SUPPLIED INFORMATION:
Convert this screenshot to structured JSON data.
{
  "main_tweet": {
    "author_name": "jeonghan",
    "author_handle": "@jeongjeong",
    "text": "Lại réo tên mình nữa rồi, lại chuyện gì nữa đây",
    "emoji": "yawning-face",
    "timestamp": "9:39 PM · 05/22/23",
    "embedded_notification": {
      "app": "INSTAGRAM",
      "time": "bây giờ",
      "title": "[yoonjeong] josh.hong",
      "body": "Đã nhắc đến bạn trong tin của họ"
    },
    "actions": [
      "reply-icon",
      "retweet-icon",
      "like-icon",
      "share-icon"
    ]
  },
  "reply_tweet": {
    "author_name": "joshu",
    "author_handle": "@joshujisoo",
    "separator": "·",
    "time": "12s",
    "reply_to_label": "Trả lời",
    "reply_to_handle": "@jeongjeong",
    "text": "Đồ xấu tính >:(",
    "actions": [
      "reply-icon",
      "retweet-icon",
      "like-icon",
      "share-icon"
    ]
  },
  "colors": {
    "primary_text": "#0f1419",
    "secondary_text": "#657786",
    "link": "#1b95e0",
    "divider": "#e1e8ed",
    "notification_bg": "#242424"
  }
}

---

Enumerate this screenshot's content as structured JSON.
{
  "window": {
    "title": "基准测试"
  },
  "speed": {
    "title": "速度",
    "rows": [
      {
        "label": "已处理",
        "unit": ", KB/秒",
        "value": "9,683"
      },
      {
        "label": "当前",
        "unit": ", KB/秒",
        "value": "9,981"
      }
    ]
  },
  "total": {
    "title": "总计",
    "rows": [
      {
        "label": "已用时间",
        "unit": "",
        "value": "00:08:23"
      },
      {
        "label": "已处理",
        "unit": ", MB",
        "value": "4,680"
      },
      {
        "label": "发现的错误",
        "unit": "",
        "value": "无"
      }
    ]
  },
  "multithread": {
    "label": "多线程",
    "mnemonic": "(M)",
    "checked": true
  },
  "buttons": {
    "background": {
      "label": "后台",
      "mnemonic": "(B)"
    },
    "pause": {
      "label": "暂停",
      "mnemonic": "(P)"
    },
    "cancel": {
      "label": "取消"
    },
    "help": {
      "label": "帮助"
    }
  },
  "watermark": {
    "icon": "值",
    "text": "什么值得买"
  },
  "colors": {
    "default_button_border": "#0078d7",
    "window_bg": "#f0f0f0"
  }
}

DIRECTIONS: Determine the number of lines in the listing that contain the string "title". Write that number and nothing else.

FULL RESPONSE: 4